WHAT IS BEING ASKED: Compile every line that includes the word "this".

DATA FOR THE TASK:
_ _ _ _

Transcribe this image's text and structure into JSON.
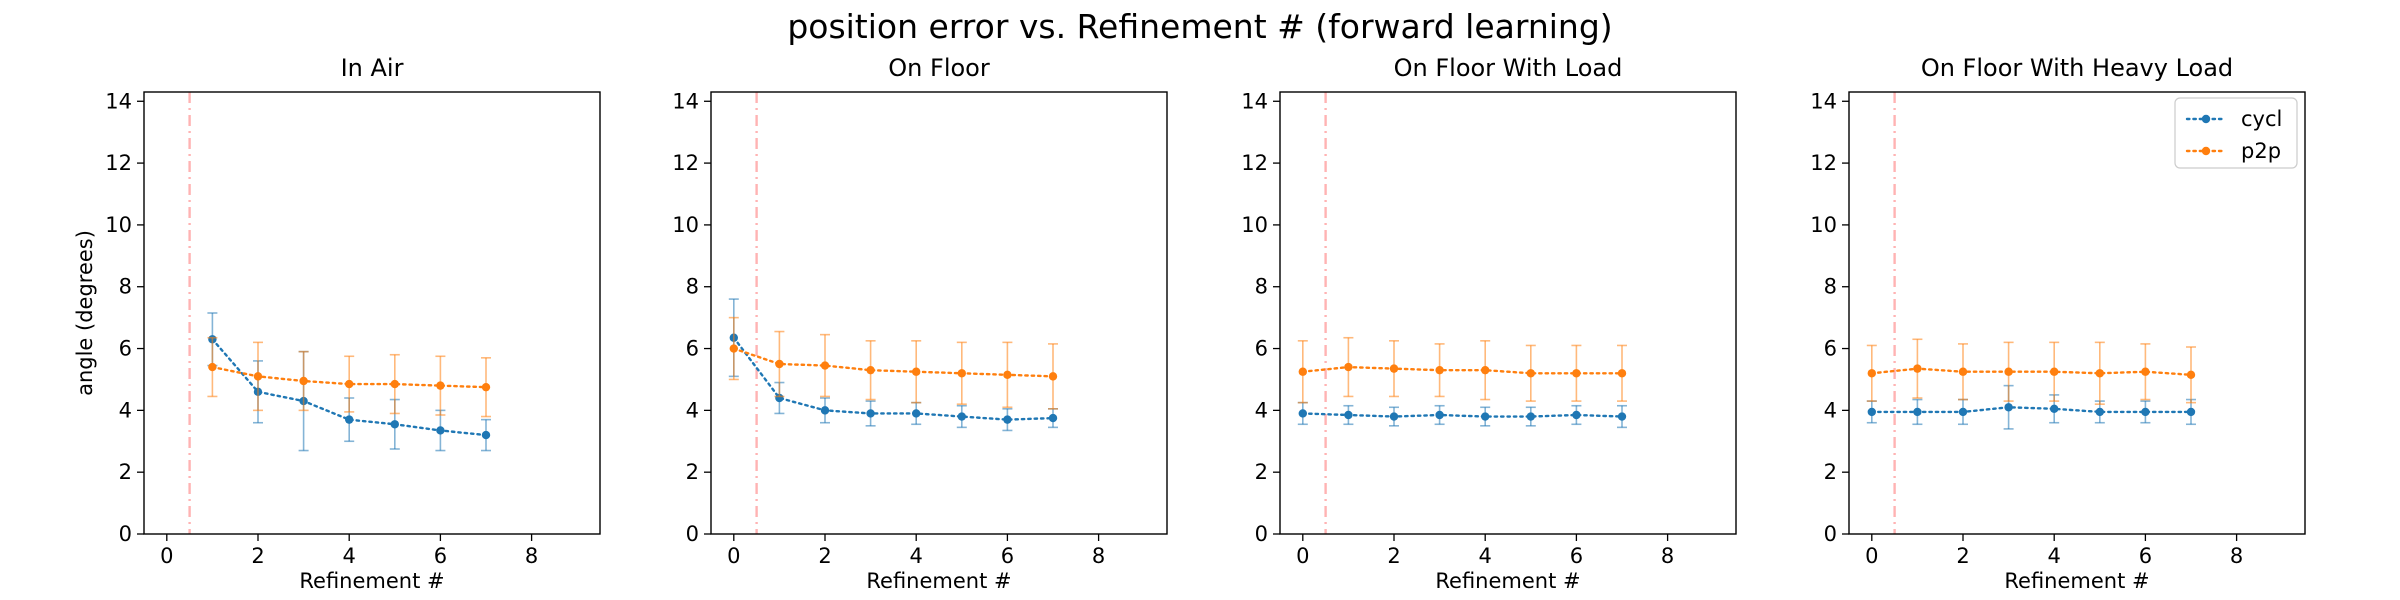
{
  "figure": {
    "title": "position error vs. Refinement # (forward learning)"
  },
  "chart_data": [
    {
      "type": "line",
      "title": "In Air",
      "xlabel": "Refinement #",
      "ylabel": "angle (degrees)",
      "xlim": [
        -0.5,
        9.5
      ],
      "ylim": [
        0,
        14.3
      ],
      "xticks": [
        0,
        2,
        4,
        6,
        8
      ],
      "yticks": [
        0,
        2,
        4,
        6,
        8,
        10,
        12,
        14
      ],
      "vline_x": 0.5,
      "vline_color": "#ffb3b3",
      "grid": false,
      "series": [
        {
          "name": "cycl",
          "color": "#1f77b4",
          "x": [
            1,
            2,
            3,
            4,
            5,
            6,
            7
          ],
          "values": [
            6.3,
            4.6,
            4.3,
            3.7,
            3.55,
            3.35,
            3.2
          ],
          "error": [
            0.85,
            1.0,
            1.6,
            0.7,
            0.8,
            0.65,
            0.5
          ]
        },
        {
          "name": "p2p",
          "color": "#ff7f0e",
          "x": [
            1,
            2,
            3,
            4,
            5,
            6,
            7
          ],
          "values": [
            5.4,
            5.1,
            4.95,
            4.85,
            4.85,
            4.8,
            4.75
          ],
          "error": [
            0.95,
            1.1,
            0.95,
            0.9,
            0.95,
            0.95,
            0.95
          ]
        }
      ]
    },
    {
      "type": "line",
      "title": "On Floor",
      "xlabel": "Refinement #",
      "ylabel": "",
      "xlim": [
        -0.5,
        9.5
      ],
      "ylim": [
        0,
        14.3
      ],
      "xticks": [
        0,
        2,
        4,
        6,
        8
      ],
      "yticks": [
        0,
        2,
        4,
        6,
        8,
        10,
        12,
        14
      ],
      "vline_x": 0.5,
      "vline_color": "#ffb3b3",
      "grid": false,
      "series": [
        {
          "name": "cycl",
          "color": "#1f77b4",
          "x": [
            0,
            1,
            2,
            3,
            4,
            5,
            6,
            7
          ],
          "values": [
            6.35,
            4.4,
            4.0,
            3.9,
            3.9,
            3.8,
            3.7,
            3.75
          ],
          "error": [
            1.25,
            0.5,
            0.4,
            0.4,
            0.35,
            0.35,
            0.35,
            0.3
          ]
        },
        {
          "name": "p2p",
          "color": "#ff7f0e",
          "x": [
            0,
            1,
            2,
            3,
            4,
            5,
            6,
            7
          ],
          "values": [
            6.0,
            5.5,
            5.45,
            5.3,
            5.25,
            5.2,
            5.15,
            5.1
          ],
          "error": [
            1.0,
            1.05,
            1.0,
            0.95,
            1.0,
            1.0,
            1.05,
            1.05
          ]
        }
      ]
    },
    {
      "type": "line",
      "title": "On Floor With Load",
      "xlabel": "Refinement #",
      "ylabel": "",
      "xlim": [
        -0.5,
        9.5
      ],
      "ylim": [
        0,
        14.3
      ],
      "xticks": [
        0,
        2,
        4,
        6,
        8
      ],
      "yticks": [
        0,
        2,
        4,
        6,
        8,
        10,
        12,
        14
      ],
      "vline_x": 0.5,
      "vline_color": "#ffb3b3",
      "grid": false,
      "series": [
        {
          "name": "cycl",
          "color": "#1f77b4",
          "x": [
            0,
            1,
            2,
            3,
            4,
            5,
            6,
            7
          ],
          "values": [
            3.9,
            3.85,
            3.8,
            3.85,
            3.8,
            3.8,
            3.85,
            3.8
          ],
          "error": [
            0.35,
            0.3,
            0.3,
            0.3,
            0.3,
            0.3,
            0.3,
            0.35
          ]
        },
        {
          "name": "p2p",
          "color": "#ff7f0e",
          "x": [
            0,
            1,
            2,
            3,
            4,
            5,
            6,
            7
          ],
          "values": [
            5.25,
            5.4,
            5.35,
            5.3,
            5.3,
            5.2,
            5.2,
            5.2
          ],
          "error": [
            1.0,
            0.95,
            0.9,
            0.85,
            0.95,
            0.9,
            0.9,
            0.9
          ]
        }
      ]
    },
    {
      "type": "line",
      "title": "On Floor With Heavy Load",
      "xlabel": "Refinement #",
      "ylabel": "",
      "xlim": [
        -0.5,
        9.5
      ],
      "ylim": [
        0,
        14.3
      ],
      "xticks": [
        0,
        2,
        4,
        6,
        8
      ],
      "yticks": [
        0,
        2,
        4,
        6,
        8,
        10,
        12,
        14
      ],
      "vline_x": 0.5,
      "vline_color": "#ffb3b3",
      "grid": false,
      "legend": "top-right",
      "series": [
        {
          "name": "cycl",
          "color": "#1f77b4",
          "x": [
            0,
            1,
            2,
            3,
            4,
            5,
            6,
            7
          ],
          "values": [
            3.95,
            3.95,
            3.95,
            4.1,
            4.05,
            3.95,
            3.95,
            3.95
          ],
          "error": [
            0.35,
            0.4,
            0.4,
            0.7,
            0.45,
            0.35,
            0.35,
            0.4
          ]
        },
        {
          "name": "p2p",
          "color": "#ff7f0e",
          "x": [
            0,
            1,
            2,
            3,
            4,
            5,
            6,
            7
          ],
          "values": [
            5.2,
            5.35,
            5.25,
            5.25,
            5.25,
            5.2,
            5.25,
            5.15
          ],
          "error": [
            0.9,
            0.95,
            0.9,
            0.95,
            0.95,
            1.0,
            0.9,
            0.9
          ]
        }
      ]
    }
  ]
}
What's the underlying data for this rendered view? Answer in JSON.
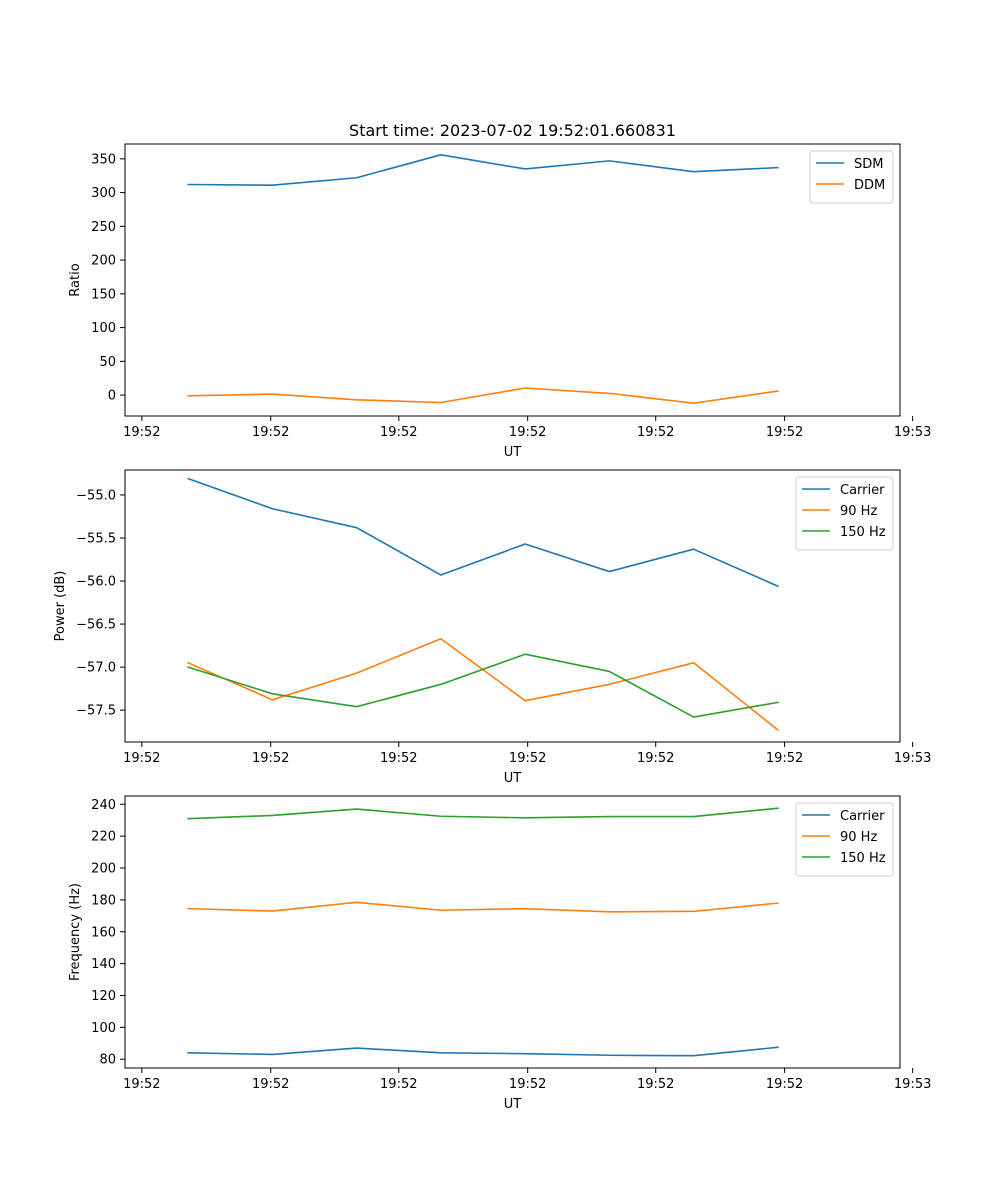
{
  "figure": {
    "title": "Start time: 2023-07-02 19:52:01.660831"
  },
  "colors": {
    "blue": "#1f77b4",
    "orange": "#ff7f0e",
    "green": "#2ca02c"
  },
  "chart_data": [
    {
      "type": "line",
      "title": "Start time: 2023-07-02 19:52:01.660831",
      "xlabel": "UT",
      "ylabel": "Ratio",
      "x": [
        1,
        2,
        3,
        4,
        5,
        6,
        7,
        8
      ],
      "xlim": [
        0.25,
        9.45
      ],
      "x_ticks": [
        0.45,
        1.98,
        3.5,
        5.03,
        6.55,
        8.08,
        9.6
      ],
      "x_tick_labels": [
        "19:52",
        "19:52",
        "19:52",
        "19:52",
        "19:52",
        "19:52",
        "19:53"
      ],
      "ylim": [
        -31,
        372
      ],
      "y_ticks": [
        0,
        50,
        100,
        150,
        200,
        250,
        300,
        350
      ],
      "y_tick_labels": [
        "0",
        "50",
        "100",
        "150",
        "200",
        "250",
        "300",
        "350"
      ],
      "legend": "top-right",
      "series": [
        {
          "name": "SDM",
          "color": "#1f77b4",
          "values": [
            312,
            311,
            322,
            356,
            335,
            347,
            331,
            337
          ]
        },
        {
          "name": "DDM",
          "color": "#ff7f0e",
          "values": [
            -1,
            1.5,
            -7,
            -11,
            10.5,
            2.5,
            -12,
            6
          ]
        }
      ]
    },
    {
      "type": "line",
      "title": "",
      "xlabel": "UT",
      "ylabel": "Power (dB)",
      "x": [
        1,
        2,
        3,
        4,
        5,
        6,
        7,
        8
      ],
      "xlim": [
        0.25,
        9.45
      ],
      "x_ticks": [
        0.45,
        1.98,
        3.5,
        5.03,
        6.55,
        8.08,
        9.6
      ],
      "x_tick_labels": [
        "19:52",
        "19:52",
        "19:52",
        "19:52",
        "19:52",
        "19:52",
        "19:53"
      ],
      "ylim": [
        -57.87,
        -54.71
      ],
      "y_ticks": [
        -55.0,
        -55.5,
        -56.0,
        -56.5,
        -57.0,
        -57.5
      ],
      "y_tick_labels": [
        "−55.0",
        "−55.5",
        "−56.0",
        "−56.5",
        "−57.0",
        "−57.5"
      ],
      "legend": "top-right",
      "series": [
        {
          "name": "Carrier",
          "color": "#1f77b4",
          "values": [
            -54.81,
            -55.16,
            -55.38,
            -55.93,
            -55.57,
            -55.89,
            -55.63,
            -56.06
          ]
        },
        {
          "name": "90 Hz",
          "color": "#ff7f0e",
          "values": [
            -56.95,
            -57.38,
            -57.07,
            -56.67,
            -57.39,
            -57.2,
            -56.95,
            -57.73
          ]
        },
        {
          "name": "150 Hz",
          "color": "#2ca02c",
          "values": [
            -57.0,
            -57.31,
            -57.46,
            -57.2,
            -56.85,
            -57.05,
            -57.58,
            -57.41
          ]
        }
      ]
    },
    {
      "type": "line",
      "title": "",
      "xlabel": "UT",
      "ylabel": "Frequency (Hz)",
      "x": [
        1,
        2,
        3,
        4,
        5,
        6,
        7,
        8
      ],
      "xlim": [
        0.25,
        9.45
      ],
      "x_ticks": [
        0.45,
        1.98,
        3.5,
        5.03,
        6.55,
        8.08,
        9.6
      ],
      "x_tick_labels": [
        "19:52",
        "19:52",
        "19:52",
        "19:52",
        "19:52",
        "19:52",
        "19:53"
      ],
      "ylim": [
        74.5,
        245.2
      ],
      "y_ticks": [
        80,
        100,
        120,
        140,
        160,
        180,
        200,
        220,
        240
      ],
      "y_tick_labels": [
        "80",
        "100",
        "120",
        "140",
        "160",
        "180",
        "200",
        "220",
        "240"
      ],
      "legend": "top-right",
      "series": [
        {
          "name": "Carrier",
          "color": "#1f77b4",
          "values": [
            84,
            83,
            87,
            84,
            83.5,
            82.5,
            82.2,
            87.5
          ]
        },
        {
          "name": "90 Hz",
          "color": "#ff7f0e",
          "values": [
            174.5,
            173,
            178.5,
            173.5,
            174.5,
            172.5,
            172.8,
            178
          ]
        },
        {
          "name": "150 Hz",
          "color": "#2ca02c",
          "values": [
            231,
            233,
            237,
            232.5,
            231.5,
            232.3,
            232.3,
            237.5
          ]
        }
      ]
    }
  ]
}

_ _ _ _

THE COMPLETED TASK:
Transcribe this image's text and structure into JSON.
What's the underlying data for this rendered view? Answer in JSON.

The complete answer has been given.